**PROBLEM DETAILS:** State how many lines in these records contain the word "kind", and nothing else.
####################
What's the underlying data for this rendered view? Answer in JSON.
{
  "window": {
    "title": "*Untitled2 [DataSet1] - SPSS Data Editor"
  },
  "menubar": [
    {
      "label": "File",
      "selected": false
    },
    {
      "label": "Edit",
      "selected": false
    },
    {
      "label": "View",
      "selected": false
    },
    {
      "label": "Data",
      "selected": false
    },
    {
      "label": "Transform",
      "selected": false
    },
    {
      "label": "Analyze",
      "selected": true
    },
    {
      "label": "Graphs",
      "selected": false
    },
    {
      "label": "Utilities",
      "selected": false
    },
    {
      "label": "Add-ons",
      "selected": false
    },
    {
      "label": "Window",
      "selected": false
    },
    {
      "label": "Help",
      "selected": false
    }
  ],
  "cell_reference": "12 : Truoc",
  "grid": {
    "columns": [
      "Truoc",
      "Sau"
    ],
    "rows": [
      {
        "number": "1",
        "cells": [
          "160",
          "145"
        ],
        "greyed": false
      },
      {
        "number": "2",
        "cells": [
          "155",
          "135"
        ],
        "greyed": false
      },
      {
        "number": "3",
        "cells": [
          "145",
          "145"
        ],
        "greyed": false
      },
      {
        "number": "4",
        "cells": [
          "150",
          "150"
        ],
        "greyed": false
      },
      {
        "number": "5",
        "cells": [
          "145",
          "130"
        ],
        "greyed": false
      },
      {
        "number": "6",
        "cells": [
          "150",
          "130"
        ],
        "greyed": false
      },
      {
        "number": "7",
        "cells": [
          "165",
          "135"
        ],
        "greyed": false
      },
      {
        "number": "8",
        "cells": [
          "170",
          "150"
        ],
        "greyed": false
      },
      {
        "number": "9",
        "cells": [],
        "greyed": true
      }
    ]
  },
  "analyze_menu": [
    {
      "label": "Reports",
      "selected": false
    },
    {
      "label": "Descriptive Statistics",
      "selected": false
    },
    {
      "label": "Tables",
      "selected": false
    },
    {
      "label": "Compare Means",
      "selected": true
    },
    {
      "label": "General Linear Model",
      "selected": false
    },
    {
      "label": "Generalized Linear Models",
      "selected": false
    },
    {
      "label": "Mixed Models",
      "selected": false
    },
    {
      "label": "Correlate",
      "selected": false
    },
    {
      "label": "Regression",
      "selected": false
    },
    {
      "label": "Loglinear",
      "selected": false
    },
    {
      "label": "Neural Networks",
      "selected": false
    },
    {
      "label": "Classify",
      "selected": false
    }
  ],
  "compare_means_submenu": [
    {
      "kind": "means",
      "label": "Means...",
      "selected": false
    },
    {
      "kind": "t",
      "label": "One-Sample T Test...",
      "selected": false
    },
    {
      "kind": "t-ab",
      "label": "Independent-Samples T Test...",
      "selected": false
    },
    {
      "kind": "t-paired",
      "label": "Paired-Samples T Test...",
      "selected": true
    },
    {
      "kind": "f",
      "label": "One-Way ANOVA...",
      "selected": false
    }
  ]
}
####################
**RESPONSE TO THE EXERCISE:** 5